(Records from a data source)
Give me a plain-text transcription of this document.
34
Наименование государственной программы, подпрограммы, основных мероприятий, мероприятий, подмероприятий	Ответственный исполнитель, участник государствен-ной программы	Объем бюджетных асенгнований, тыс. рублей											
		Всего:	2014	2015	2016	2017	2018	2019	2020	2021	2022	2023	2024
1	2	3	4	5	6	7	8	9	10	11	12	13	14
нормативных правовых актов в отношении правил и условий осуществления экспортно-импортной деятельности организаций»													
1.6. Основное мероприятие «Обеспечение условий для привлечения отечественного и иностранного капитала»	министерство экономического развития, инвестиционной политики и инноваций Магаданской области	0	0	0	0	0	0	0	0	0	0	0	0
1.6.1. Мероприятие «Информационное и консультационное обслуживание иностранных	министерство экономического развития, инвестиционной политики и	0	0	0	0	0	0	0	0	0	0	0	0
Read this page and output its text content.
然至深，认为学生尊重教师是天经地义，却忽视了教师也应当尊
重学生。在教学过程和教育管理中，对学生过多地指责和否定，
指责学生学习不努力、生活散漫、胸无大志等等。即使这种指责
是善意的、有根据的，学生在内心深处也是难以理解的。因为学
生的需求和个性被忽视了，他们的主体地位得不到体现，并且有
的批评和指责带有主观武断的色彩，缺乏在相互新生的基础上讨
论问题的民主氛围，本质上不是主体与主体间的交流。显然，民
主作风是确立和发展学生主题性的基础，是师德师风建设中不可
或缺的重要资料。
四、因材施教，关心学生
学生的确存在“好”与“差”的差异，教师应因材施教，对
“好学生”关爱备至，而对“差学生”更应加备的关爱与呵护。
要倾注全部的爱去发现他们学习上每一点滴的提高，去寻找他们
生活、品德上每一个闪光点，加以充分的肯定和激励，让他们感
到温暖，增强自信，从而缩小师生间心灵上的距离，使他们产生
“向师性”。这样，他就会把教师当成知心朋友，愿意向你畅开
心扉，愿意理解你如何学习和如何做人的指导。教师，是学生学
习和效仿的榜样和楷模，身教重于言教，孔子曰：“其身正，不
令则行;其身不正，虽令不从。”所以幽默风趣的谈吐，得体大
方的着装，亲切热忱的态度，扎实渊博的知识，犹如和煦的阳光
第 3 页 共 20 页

YOUR INSTRUCTIONS - Each line of the material above needs to be quoted exactly, please.

THE ANSWER -
Give me a plain-text transcription of this document.
34
Наименование государственной программы, подпрограммы, основных мероприятий, мероприятий, подмероприятий	Ответственный исполнитель, участник государствен-ной программы	Объем бюджетных асенгнований, тыс. рублей											
		Всего:	2014	2015	2016	2017	2018	2019	2020	2021	2022	2023	2024
1	2	3	4	5	6	7	8	9	10	11	12	13	14
нормативных правовых актов в отношении правил и условий осуществления экспортно-импортной деятельности организаций»													
1.6. Основное мероприятие «Обеспечение условий для привлечения отечественного и иностранного капитала»	министерство экономического развития, инвестиционной политики и инноваций Магаданской области	0	0	0	0	0	0	0	0	0	0	0	0
1.6.1. Мероприятие «Информационное и консультационное обслуживание иностранных	министерство экономического развития, инвестиционной политики и	0	0	0	0	0	0	0	0	0	0	0	0
Read this page and output its text content.
然至深，认为学生尊重教师是天经地义，却忽视了教师也应当尊
重学生。在教学过程和教育管理中，对学生过多地指责和否定，
指责学生学习不努力、生活散漫、胸无大志等等。即使这种指责
是善意的、有根据的，学生在内心深处也是难以理解的。因为学
生的需求和个性被忽视了，他们的主体地位得不到体现，并且有
的批评和指责带有主观武断的色彩，缺乏在相互新生的基础上讨
论问题的民主氛围，本质上不是主体与主体间的交流。显然，民
主作风是确立和发展学生主题性的基础，是师德师风建设中不可
或缺的重要资料。
四、因材施教，关心学生
学生的确存在“好”与“差”的差异，教师应因材施教，对
“好学生”关爱备至，而对“差学生”更应加备的关爱与呵护。
要倾注全部的爱去发现他们学习上每一点滴的提高，去寻找他们
生活、品德上每一个闪光点，加以充分的肯定和激励，让他们感
到温暖，增强自信，从而缩小师生间心灵上的距离，使他们产生
“向师性”。这样，他就会把教师当成知心朋友，愿意向你畅开
心扉，愿意理解你如何学习和如何做人的指导。教师，是学生学
习和效仿的榜样和楷模，身教重于言教，孔子曰：“其身正，不
令则行;其身不正，虽令不从。”所以幽默风趣的谈吐，得体大
方的着装，亲切热忱的态度，扎实渊博的知识，犹如和煦的阳光
第 3 页 共 20 页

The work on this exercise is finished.